### TO DO
Return the listing word for word, as given.

________________________________________

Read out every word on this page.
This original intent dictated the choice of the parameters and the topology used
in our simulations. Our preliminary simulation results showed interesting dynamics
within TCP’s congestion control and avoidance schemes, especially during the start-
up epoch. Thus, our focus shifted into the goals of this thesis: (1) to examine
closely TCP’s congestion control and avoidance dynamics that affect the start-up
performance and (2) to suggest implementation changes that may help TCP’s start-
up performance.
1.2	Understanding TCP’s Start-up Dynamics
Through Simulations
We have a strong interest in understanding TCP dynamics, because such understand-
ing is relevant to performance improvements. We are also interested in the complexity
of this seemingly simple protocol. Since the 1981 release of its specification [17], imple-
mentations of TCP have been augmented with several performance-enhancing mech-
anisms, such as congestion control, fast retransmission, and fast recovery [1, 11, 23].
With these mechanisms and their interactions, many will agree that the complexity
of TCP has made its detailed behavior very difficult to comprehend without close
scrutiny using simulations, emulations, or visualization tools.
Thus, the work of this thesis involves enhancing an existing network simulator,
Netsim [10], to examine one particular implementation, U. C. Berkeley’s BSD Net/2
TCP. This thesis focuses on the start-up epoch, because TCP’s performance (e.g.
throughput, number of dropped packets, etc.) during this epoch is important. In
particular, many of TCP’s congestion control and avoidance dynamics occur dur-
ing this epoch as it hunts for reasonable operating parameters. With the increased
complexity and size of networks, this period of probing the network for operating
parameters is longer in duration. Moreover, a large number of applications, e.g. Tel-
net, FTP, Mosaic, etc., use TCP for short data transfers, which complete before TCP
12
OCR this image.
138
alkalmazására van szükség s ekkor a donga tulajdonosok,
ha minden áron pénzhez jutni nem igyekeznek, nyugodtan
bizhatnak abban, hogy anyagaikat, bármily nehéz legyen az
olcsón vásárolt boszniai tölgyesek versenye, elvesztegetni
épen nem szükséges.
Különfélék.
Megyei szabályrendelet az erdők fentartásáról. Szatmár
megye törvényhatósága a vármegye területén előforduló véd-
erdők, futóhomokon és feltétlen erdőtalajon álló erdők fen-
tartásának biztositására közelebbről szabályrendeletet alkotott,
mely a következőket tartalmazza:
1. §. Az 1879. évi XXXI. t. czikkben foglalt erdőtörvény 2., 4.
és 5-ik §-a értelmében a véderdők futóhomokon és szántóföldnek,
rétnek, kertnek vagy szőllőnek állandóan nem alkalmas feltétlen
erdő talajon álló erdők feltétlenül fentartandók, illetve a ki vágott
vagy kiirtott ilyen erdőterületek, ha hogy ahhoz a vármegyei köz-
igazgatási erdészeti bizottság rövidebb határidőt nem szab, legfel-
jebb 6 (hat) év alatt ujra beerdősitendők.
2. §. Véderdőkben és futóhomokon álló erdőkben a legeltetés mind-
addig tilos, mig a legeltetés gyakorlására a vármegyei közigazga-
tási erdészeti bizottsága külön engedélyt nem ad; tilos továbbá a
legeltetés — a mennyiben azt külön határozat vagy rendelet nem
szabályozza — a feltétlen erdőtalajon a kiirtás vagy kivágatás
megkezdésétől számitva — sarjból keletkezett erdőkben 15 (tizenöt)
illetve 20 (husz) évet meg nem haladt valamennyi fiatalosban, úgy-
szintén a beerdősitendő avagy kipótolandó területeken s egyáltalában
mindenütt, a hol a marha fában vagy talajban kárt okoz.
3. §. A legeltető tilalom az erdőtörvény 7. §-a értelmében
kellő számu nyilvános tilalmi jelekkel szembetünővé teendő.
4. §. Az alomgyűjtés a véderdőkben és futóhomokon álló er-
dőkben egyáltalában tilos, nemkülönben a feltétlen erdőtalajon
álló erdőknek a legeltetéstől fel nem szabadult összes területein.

________________________________________

### FINAL ANSWER
Read out every word on this page.
This original intent dictated the choice of the parameters and the topology used
in our simulations. Our preliminary simulation results showed interesting dynamics
within TCP’s congestion control and avoidance schemes, especially during the start-
up epoch. Thus, our focus shifted into the goals of this thesis: (1) to examine
closely TCP’s congestion control and avoidance dynamics that affect the start-up
performance and (2) to suggest implementation changes that may help TCP’s start-
up performance.
1.2	Understanding TCP’s Start-up Dynamics
Through Simulations
We have a strong interest in understanding TCP dynamics, because such understand-
ing is relevant to performance improvements. We are also interested in the complexity
of this seemingly simple protocol. Since the 1981 release of its specification [17], imple-
mentations of TCP have been augmented with several performance-enhancing mech-
anisms, such as congestion control, fast retransmission, and fast recovery [1, 11, 23].
With these mechanisms and their interactions, many will agree that the complexity
of TCP has made its detailed behavior very difficult to comprehend without close
scrutiny using simulations, emulations, or visualization tools.
Thus, the work of this thesis involves enhancing an existing network simulator,
Netsim [10], to examine one particular implementation, U. C. Berkeley’s BSD Net/2
TCP. This thesis focuses on the start-up epoch, because TCP’s performance (e.g.
throughput, number of dropped packets, etc.) during this epoch is important. In
particular, many of TCP’s congestion control and avoidance dynamics occur dur-
ing this epoch as it hunts for reasonable operating parameters. With the increased
complexity and size of networks, this period of probing the network for operating
parameters is longer in duration. Moreover, a large number of applications, e.g. Tel-
net, FTP, Mosaic, etc., use TCP for short data transfers, which complete before TCP
12
OCR this image.
138
alkalmazására van szükség s ekkor a donga tulajdonosok,
ha minden áron pénzhez jutni nem igyekeznek, nyugodtan
bizhatnak abban, hogy anyagaikat, bármily nehéz legyen az
olcsón vásárolt boszniai tölgyesek versenye, elvesztegetni
épen nem szükséges.
Különfélék.
Megyei szabályrendelet az erdők fentartásáról. Szatmár
megye törvényhatósága a vármegye területén előforduló véd-
erdők, futóhomokon és feltétlen erdőtalajon álló erdők fen-
tartásának biztositására közelebbről szabályrendeletet alkotott,
mely a következőket tartalmazza:
1. §. Az 1879. évi XXXI. t. czikkben foglalt erdőtörvény 2., 4.
és 5-ik §-a értelmében a véderdők futóhomokon és szántóföldnek,
rétnek, kertnek vagy szőllőnek állandóan nem alkalmas feltétlen
erdő talajon álló erdők feltétlenül fentartandók, illetve a ki vágott
vagy kiirtott ilyen erdőterületek, ha hogy ahhoz a vármegyei köz-
igazgatási erdészeti bizottság rövidebb határidőt nem szab, legfel-
jebb 6 (hat) év alatt ujra beerdősitendők.
2. §. Véderdőkben és futóhomokon álló erdőkben a legeltetés mind-
addig tilos, mig a legeltetés gyakorlására a vármegyei közigazga-
tási erdészeti bizottsága külön engedélyt nem ad; tilos továbbá a
legeltetés — a mennyiben azt külön határozat vagy rendelet nem
szabályozza — a feltétlen erdőtalajon a kiirtás vagy kivágatás
megkezdésétől számitva — sarjból keletkezett erdőkben 15 (tizenöt)
illetve 20 (husz) évet meg nem haladt valamennyi fiatalosban, úgy-
szintén a beerdősitendő avagy kipótolandó területeken s egyáltalában
mindenütt, a hol a marha fában vagy talajban kárt okoz.
3. §. A legeltető tilalom az erdőtörvény 7. §-a értelmében
kellő számu nyilvános tilalmi jelekkel szembetünővé teendő.
4. §. Az alomgyűjtés a véderdőkben és futóhomokon álló er-
dőkben egyáltalában tilos, nemkülönben a feltétlen erdőtalajon
álló erdőknek a legeltetéstől fel nem szabadult összes területein.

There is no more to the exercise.